Brief A:
Answer these questions from the passage on the ECJ well-known mark ruling:
(i) Which chamber of the ECJ gave the judgment, and on what date?
(ii) On what date did AG Mengozzi deliver his Opinion?
(iii) In which class of the Nice Agreement was the mark FINCAS TARRAGONA registered?
┄┄┄┄┄┄┄┄┄┄
Publications > ECJ a Step Closer to Defining the Meaning of a ‘Well Known’ Mark

Case C-328/06 Nieto Nuño, Reference for a Preliminary Ruling , ECJ (Second Chamber) 22 November 2007

This judgment, together with the related Advocate General’s Opinion, sheds more light on the meaning of a well known mark, as found in Article 6bis of the Paris Convention, and clarifies that to be well known the mark must be known throughout the territory or in a substantial part of it, and not as AG Mengozzi recommended in his Opinion delivered on 13 September 2007, well known in a more limited geographical area.

Background to the case

A certain Mr Nieto Nuño was the proprietor of the Spanish trade mark FINCAS TARRAGONA which had been registered for services in class 36 of the Nice Agreement relating to management and letting of property, sale of property, legal advice and property development. He brought proceedings for infringement against a Mr Monlleó Franquet, an estate agent from the north eastern Spanish town of Tarrogona, where Mr Nuño himself was based, who had been operating under the non-registered identical name of FINCAS TARRAGONA (or its Catalan equivalent FINQUES TARRAGONA), his business being to provide agency services, buying, selling and managing property.
┄┄┄┄┄┄┄┄┄┄
Brief B:
Quote the rows word for word, beginning with the row containing "wind-vector [115, 427, 124, 433]" and continuing through the row containing "wind-vector [87, 364, 93, 375]".

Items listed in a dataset
┄┄┄┄┄┄┄┄┄┄
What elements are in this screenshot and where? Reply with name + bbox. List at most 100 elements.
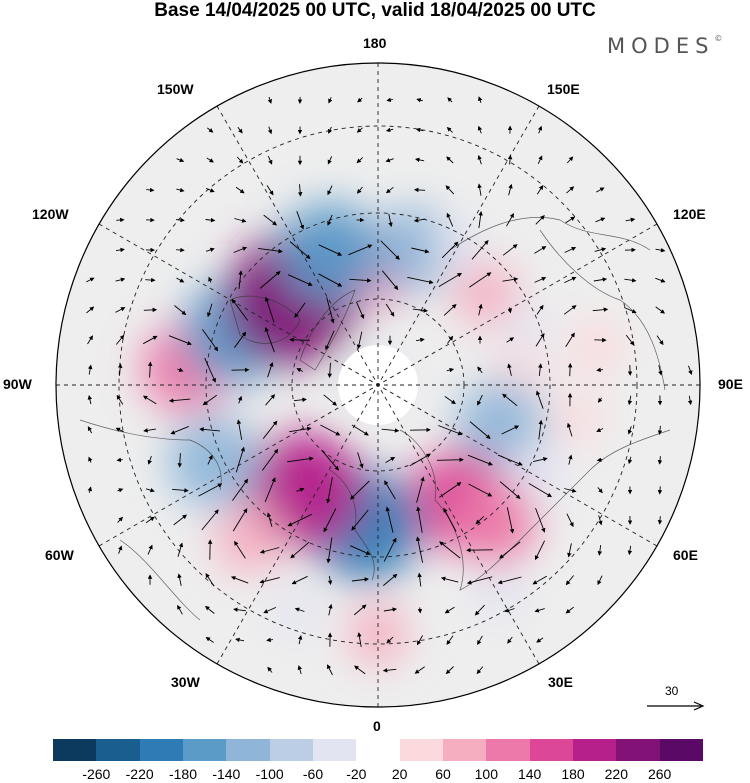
wind-vector [115, 427, 124, 433]
colorbar-segment [356, 739, 400, 761]
wind-vector [506, 337, 515, 343]
wind-vector [438, 272, 462, 287]
wind-vector [168, 398, 191, 403]
wind-vector [205, 247, 215, 252]
wind-vector [625, 217, 636, 223]
wind-vector [384, 480, 396, 500]
wind-vector [264, 477, 276, 503]
colorbar-segment [659, 739, 703, 761]
wind-vector [657, 456, 663, 465]
wind-vector [383, 607, 397, 612]
wind-vector [468, 483, 493, 497]
wind-vector [327, 575, 333, 585]
wind-vector [354, 665, 366, 675]
colorbar-tick-label: 140 [517, 766, 542, 782]
wind-vector [596, 427, 604, 432]
wind-vector [501, 425, 520, 435]
wind-vector [446, 212, 454, 227]
anomaly-patch [495, 306, 548, 359]
wind-vector [176, 187, 185, 193]
wind-vector [320, 424, 341, 436]
chart-title: Base 14/04/2025 00 UTC, valid 18/04/2025… [154, 0, 596, 21]
colorbar-ticks: -260 -220 -180 -140 -100 -60 -20 20 60 100 140 180 2… [0, 766, 750, 783]
wind-vector [385, 506, 394, 533]
wind-vector [327, 214, 333, 226]
wind-vector [627, 545, 633, 556]
wind-vector [87, 395, 93, 405]
wind-vector [538, 363, 543, 376]
wind-vector [265, 394, 276, 406]
wind-vector [507, 307, 513, 314]
wind-vector [328, 603, 333, 616]
wind-vector [232, 478, 249, 501]
wind-vector [444, 606, 455, 614]
wind-vector [624, 307, 637, 314]
wind-vector [416, 635, 423, 646]
wind-vector [655, 277, 666, 283]
wind-vector [176, 157, 185, 163]
wind-vector [597, 545, 603, 556]
wind-vector [411, 247, 430, 254]
copyright-mark: © [714, 34, 723, 43]
wind-vector [567, 362, 573, 377]
wind-vector [294, 302, 306, 318]
wind-vector [597, 575, 603, 586]
wind-vector [357, 632, 362, 648]
wind-vector [233, 246, 248, 253]
wind-vector [381, 270, 399, 290]
wind-vector [87, 364, 93, 375]
wind-vector [351, 424, 369, 436]
wind-vector [441, 241, 459, 259]
wind-vector [537, 155, 543, 164]
wind-vector [259, 547, 280, 554]
wind-vector [658, 365, 663, 376]
colorbar-tick-label: 260 [647, 766, 672, 782]
wind-vector [471, 240, 489, 260]
wind-vector [627, 456, 633, 465]
wind-vector [234, 540, 246, 559]
colorbar-tick-label: 100 [474, 766, 499, 782]
wind-vector [296, 368, 304, 373]
wind-vector [382, 668, 397, 673]
wind-vector [267, 126, 273, 135]
lon-label-180: 180 [363, 35, 387, 51]
wind-vector [267, 361, 274, 378]
wind-vector [266, 512, 273, 527]
anomaly-patch [551, 394, 602, 445]
wind-vector [201, 509, 219, 531]
wind-vector [477, 394, 483, 406]
wind-vector [478, 96, 483, 104]
wind-vector [116, 457, 123, 463]
wind-vector [88, 456, 93, 463]
wind-vector [326, 477, 333, 504]
wind-vector [478, 303, 483, 316]
wind-vector [348, 244, 373, 256]
wind-vector [567, 543, 572, 558]
wind-vector [499, 481, 521, 499]
colorbar-tick-label: -20 [346, 766, 367, 782]
anomaly-field [141, 202, 624, 665]
wind-vector [351, 509, 369, 531]
wind-vector [565, 606, 574, 614]
wind-vector [177, 573, 182, 586]
wind-vector [566, 186, 575, 194]
wind-vector [202, 394, 217, 406]
wind-vector [168, 335, 192, 346]
wind-vector [147, 361, 153, 378]
wind-vector [328, 97, 333, 104]
wind-vector [595, 187, 605, 193]
anomaly-patch [568, 318, 624, 375]
wind-vector [532, 457, 548, 463]
wind-vector [535, 215, 545, 225]
wind-vector [385, 157, 394, 163]
colorbar-tick-label: -100 [255, 766, 284, 782]
lon-label-30w: 30W [171, 674, 200, 690]
wind-vector [388, 213, 393, 228]
wind-vector [205, 187, 215, 193]
lon-label-150w: 150W [157, 81, 194, 97]
wind-vector [172, 488, 189, 493]
wind-vector [263, 214, 278, 226]
colorbar-segment [312, 739, 357, 761]
wind-vector [199, 427, 220, 432]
┄┄┄┄┄┄┄┄┄┄
Answer A:
(i) The Second Chamber, on 22 November 2007.
(ii) 13 September 2007.
(iii) Class 36.

Answer B:
wind-vector [115, 427, 124, 433]
colorbar-segment [356, 739, 400, 761]
wind-vector [506, 337, 515, 343]
wind-vector [438, 272, 462, 287]
wind-vector [168, 398, 191, 403]
wind-vector [205, 247, 215, 252]
wind-vector [625, 217, 636, 223]
wind-vector [384, 480, 396, 500]
wind-vector [264, 477, 276, 503]
colorbar-segment [659, 739, 703, 761]
wind-vector [657, 456, 663, 465]
wind-vector [383, 607, 397, 612]
wind-vector [468, 483, 493, 497]
wind-vector [327, 575, 333, 585]
wind-vector [354, 665, 366, 675]
colorbar-tick-label: 140 [517, 766, 542, 782]
wind-vector [596, 427, 604, 432]
wind-vector [501, 425, 520, 435]
wind-vector [446, 212, 454, 227]
anomaly-patch [495, 306, 548, 359]
wind-vector [176, 187, 185, 193]
wind-vector [320, 424, 341, 436]
chart-title: Base 14/04/2025 00 UTC, valid 18/04/2025… [154, 0, 596, 21]
colorbar-ticks: -260 -220 -180 -140 -100 -60 -20 20 60 100 140 180 2… [0, 766, 750, 783]
wind-vector [385, 506, 394, 533]
wind-vector [327, 214, 333, 226]
wind-vector [627, 545, 633, 556]
wind-vector [87, 395, 93, 405]
wind-vector [538, 363, 543, 376]
wind-vector [265, 394, 276, 406]
wind-vector [507, 307, 513, 314]
wind-vector [328, 603, 333, 616]
wind-vector [232, 478, 249, 501]
wind-vector [444, 606, 455, 614]
wind-vector [624, 307, 637, 314]
wind-vector [416, 635, 423, 646]
wind-vector [655, 277, 666, 283]
wind-vector [176, 157, 185, 163]
wind-vector [597, 545, 603, 556]
wind-vector [411, 247, 430, 254]
copyright-mark: © [714, 34, 723, 43]
wind-vector [567, 362, 573, 377]
wind-vector [294, 302, 306, 318]
wind-vector [597, 575, 603, 586]
wind-vector [357, 632, 362, 648]
wind-vector [233, 246, 248, 253]
wind-vector [381, 270, 399, 290]
wind-vector [87, 364, 93, 375]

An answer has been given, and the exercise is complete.